I’m not going to babble about every track, but you pretty much get the idea by now. Overall, I dug this. Groove Metal isn’t my usual bag, aside from some of the older names like Exhorder, Life of Agony, Biohazard, Merauder, (newer) Harm’s Way, (some) Pantera, etc. This isn’t quite up there with those, but it’s good enough for what it is. It DEFINITELY isn’t the strongest Pig Destroyer release by any means, but it is the most unique and instrumentally savvy. The riffs are a little Metalcore-ish, but well done, JR’s voice is a little shot, but works for this style and the overall sound has enough of an aggressive edge to it that makes it work. I’m not one of these people who hates when a band overhauls their style, as long as it’s good. This won’t go down as my favorite PD album, but I enjoyed this WAY more than I expected to, so it is what it is. If anything, the biggest gripe I have with this, is the cover art, how the band’s logo is covered by the design. Not a fan of that at all. It reminds me of those magazine covers where whoever’s on the cover blocks the logo; that just annoys me. BUT, again, it is what it is.

So, short story short, this is a pretty good album and if you’re into Groove Metal or Hardcore, you should give it a listen. If you prefer the more Grindy Pig Destroyer, there is some of that on here too, but it isn’t going to be your favorite, nor anywhere near it. When it comes to that, Prowler and Terrifyer still reign supreme! But when it comes to this, it could have been worse, but it was pulled off and pulled off well.

Album Thoughts | Ævangelist: Heralds of Nightmare Descending

I talk about a lot of bands who create some fucked up shit. I won’t spout off all their names again, because you already know who they are. There are bands in the underground who know how to invoke your deepest and most negative of emotions with ease, with the sounds they purvey. These bands are few and far between and you’ve probably heard of most of, if not, all of them. Think what you will about those bands and what a fucked up experience it is to listen to them, and you’re probably right, but you don’t know the meaning of true, arcane, audio esoterica, until you’ve heard Ævangelist.

* [Requirement A]: Rewrite the Pig Destroyer review between "So, short story" and "pulled off well.", inclusive, swapping "album" for "record".
* [Requirement B]: For each statement, answer yes or no about whether it agrees with the Pig Destroyer review, and quote the words that settle it: (i) The reviewer calls this the strongest Pig Destroyer release. (ii) The reviewer's biggest gripe is the cover art. (iii) Prowler and Terrifyer are said to still reign supreme.

* [Entries supplied]:
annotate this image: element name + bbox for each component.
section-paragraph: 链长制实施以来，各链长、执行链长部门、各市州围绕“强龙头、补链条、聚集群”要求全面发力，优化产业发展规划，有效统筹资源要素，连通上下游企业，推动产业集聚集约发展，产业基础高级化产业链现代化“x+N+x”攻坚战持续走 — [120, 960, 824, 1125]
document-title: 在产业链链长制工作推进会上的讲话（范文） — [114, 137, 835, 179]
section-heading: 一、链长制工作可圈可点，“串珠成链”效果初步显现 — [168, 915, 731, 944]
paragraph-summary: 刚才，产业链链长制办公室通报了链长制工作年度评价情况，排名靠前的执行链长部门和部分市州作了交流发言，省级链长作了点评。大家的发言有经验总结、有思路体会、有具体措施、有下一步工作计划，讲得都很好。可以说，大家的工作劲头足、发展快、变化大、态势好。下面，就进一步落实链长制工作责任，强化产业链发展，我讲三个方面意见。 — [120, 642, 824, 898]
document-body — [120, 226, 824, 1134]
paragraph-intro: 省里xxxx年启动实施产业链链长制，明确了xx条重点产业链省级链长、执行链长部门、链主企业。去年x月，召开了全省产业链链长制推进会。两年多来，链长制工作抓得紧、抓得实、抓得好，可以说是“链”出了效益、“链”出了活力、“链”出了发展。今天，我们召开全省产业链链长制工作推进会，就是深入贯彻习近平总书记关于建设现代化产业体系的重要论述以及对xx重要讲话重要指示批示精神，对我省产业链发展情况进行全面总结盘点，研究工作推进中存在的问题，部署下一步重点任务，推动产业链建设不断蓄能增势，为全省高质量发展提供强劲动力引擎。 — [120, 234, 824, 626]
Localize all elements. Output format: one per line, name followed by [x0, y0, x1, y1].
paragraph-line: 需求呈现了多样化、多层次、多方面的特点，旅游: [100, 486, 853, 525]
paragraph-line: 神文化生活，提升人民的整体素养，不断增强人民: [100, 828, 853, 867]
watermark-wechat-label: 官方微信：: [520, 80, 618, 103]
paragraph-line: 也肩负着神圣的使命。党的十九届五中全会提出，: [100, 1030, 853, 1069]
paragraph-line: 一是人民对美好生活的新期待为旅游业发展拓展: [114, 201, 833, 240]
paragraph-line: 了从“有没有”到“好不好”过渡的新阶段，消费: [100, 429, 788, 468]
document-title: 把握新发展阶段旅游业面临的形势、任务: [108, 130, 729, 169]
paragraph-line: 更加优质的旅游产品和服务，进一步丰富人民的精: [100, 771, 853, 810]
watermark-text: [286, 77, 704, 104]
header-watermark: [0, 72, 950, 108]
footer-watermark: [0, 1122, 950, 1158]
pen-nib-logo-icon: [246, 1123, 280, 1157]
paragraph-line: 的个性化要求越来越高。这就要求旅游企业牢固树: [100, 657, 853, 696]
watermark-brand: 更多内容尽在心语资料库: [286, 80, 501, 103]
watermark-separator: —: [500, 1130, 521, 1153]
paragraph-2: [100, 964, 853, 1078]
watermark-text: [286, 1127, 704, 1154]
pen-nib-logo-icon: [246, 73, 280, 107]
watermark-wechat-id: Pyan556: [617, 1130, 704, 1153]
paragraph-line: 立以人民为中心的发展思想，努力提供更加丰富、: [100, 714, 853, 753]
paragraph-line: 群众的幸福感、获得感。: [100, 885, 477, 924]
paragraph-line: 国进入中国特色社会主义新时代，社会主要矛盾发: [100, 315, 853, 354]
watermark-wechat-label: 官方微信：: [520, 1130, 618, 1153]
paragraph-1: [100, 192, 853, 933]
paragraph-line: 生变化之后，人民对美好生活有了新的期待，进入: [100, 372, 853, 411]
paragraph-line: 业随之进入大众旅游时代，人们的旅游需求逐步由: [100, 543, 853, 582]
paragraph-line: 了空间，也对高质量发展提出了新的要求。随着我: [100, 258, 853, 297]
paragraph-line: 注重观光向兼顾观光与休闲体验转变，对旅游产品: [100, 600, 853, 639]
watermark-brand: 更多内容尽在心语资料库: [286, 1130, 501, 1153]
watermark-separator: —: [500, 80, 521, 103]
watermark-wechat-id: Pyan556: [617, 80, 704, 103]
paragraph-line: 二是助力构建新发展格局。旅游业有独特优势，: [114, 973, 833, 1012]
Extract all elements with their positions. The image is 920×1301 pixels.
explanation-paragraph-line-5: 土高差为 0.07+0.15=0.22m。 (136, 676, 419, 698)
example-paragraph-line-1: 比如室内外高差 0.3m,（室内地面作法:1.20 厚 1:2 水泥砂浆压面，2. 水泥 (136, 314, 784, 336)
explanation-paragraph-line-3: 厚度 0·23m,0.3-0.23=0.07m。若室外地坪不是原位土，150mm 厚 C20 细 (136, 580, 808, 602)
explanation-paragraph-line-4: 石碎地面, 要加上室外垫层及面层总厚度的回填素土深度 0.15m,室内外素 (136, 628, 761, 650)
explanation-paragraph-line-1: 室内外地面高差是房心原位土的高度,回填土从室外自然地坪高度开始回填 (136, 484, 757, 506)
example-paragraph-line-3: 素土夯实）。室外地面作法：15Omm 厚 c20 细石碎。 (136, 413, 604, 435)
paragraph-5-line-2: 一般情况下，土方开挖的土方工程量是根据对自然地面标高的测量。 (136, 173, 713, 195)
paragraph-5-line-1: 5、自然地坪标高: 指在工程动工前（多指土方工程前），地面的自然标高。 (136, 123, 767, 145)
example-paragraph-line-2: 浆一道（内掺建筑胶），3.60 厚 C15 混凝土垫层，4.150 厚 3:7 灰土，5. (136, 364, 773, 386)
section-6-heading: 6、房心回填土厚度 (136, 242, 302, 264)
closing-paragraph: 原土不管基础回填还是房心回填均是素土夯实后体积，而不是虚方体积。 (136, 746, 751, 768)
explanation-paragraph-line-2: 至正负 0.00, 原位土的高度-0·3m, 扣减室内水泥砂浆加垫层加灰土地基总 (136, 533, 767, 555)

* [Problem solution A]:
So, short story short, this is a pretty good record and if you’re into Groove Metal or Hardcore, you should give it a listen. If you prefer the more Grindy Pig Destroyer, there is some of that on here too, but it isn’t going to be your favorite, nor anywhere near it. When it comes to that, Prowler and Terrifyer still reign supreme! But when it comes to this, it could have been worse, but it was pulled off and pulled off well.

* [Problem solution B]:
(i) No: "It DEFINITELY isn’t the strongest Pig Destroyer release by any means"
(ii) Yes: "the biggest gripe I have with this, is the cover art"
(iii) Yes: "Prowler and Terrifyer still reign supreme!"